* GOAL: Keep only the lines of the listing that include the word "content", and copy them.

[Stored items]
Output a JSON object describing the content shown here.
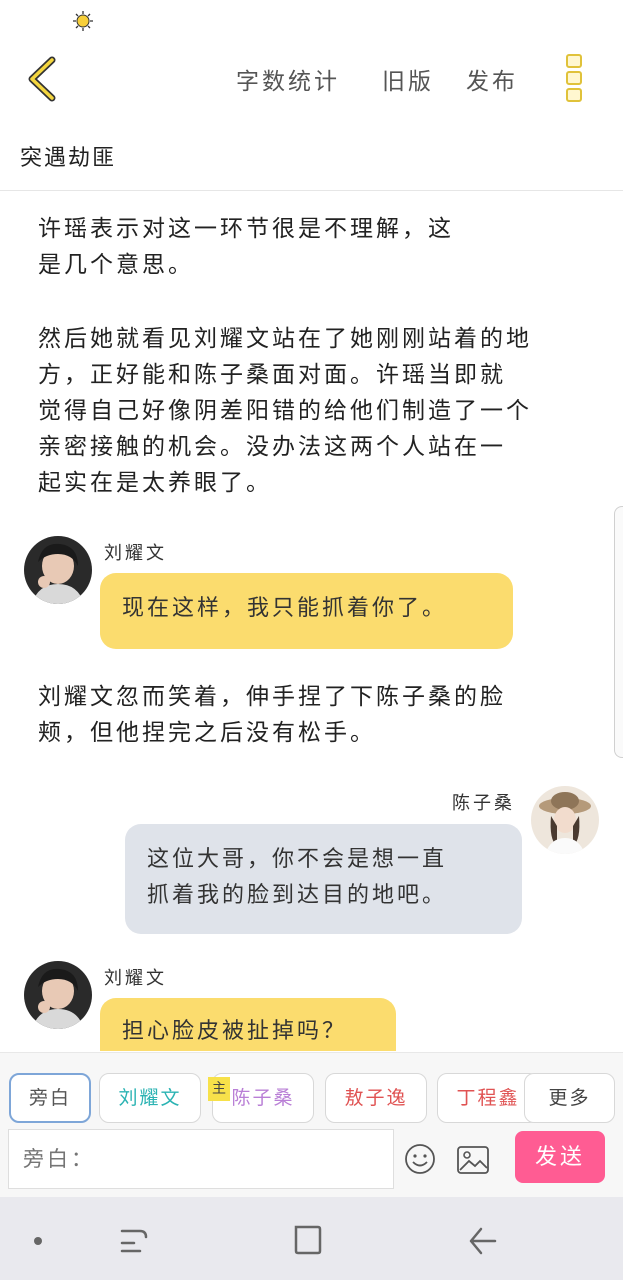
{
  "topbar": {
    "actions": [
      "字数统计",
      "旧版",
      "发布"
    ],
    "story_title": "突遇劫匪"
  },
  "content": {
    "narration_1": [
      "许瑶表示对这一环节很是不理解，这",
      "是几个意思。"
    ],
    "narration_2": [
      "然后她就看见刘耀文站在了她刚刚站着的地",
      "方，正好能和陈子桑面对面。许瑶当即就",
      "觉得自己好像阴差阳错的给他们制造了一个",
      "亲密接触的机会。没办法这两个人站在一",
      "起实在是太养眼了。"
    ],
    "message_1": {
      "speaker": "刘耀文",
      "text": "现在这样，我只能抓着你了。"
    },
    "narration_3": [
      "刘耀文忽而笑着，伸手捏了下陈子桑的脸",
      "颊，但他捏完之后没有松手。"
    ],
    "message_2": {
      "speaker": "陈子桑",
      "lines": [
        "这位大哥，你不会是想一直",
        "抓着我的脸到达目的地吧。"
      ]
    },
    "message_3": {
      "speaker": "刘耀文",
      "text": "担心脸皮被扯掉吗？"
    }
  },
  "roles": {
    "items": [
      "旁白",
      "刘耀文",
      "陈子桑",
      "敖子逸",
      "丁程鑫",
      "更多"
    ],
    "colors": [
      "#555555",
      "#2bb3b3",
      "#b97fd6",
      "#e05353",
      "#e05353",
      "#444444"
    ],
    "main_tag": "主"
  },
  "composer": {
    "placeholder": "旁白：",
    "send_label": "发送"
  },
  "colors": {
    "accent_yellow": "#fbdc6e",
    "bubble_gray": "#dfe3ea",
    "send_pink": "#ff5c93"
  }
}
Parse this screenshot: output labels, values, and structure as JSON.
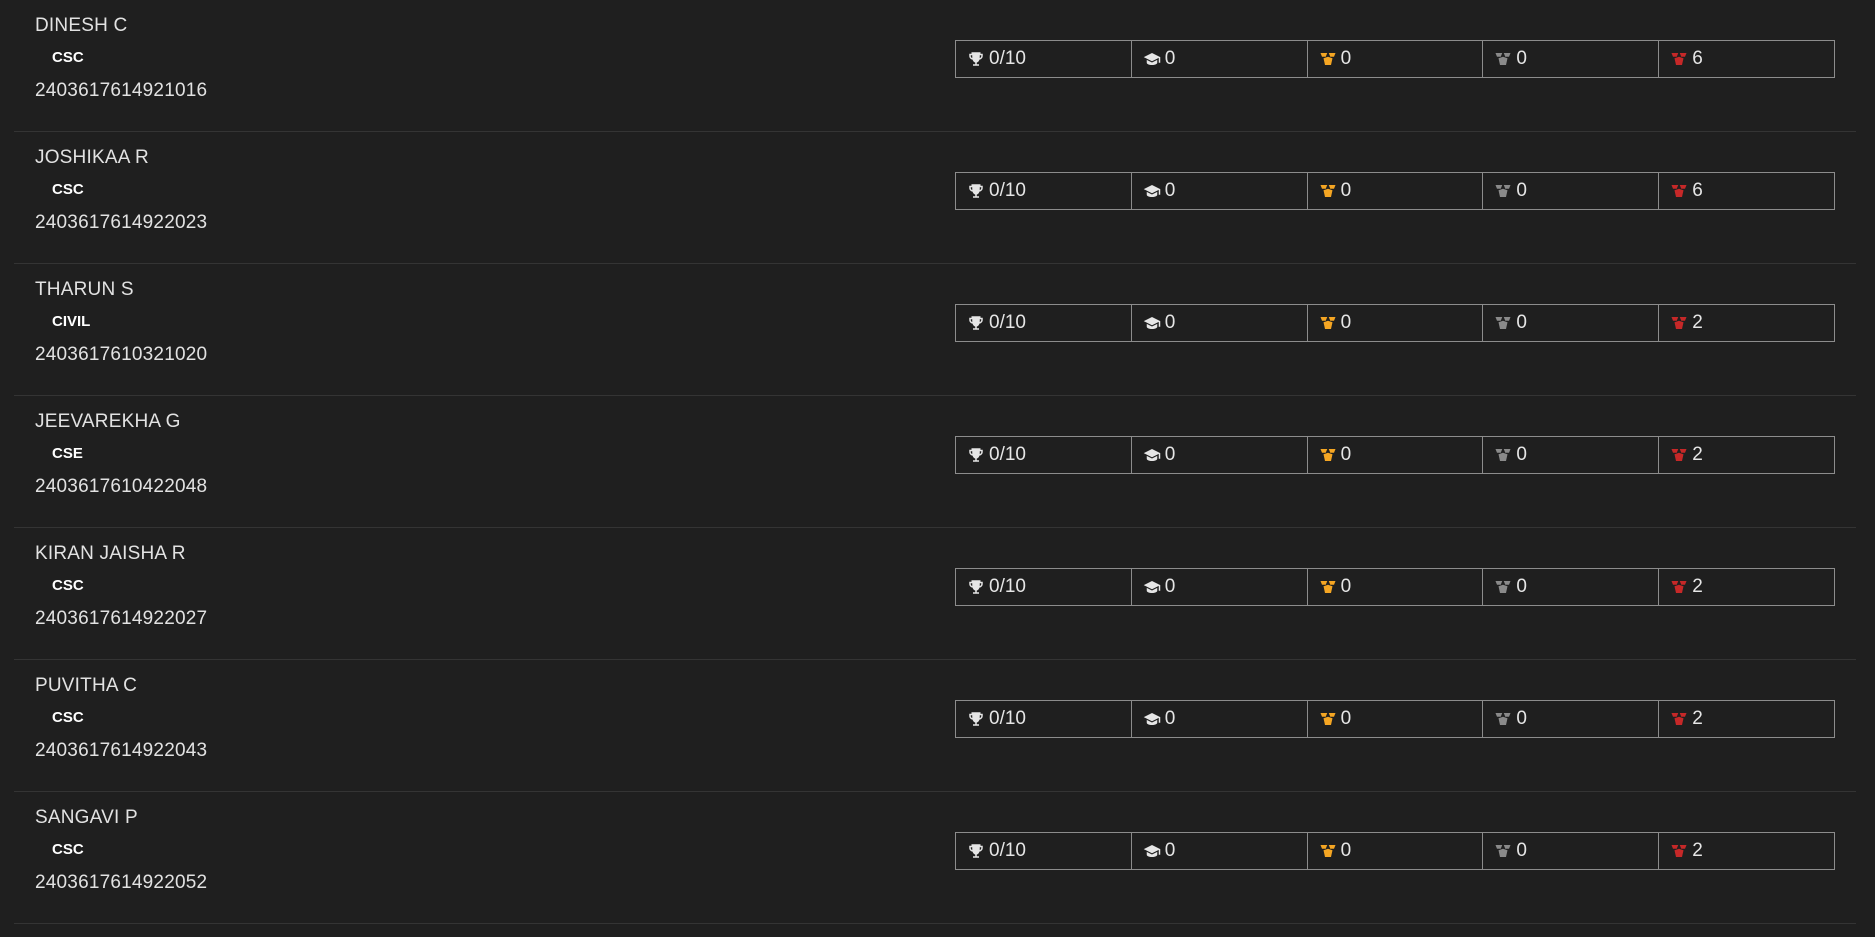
{
  "colors": {
    "background": "#1f1f1f",
    "trophy": "#e6e6e6",
    "cap": "#e6e6e6",
    "gold_badge": "#f5a623",
    "silver_badge": "#8a8a8a",
    "red_badge": "#c62828"
  },
  "icons": [
    "trophy-icon",
    "graduation-cap-icon",
    "gold-badge-icon",
    "silver-badge-icon",
    "red-badge-icon"
  ],
  "students": [
    {
      "name": "DINESH C",
      "dept": "CSC",
      "reg_no": "2403617614921016",
      "trophy": "0/10",
      "cap": "0",
      "gold": "0",
      "silver": "0",
      "red": "6"
    },
    {
      "name": "JOSHIKAA R",
      "dept": "CSC",
      "reg_no": "2403617614922023",
      "trophy": "0/10",
      "cap": "0",
      "gold": "0",
      "silver": "0",
      "red": "6"
    },
    {
      "name": "THARUN S",
      "dept": "CIVIL",
      "reg_no": "2403617610321020",
      "trophy": "0/10",
      "cap": "0",
      "gold": "0",
      "silver": "0",
      "red": "2"
    },
    {
      "name": "JEEVAREKHA G",
      "dept": "CSE",
      "reg_no": "2403617610422048",
      "trophy": "0/10",
      "cap": "0",
      "gold": "0",
      "silver": "0",
      "red": "2"
    },
    {
      "name": "KIRAN JAISHA R",
      "dept": "CSC",
      "reg_no": "2403617614922027",
      "trophy": "0/10",
      "cap": "0",
      "gold": "0",
      "silver": "0",
      "red": "2"
    },
    {
      "name": "PUVITHA C",
      "dept": "CSC",
      "reg_no": "2403617614922043",
      "trophy": "0/10",
      "cap": "0",
      "gold": "0",
      "silver": "0",
      "red": "2"
    },
    {
      "name": "SANGAVI P",
      "dept": "CSC",
      "reg_no": "2403617614922052",
      "trophy": "0/10",
      "cap": "0",
      "gold": "0",
      "silver": "0",
      "red": "2"
    }
  ]
}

* RESPONSE TO THE EXERCISE:
Output a JSON object describing the content shown here.
  "content": {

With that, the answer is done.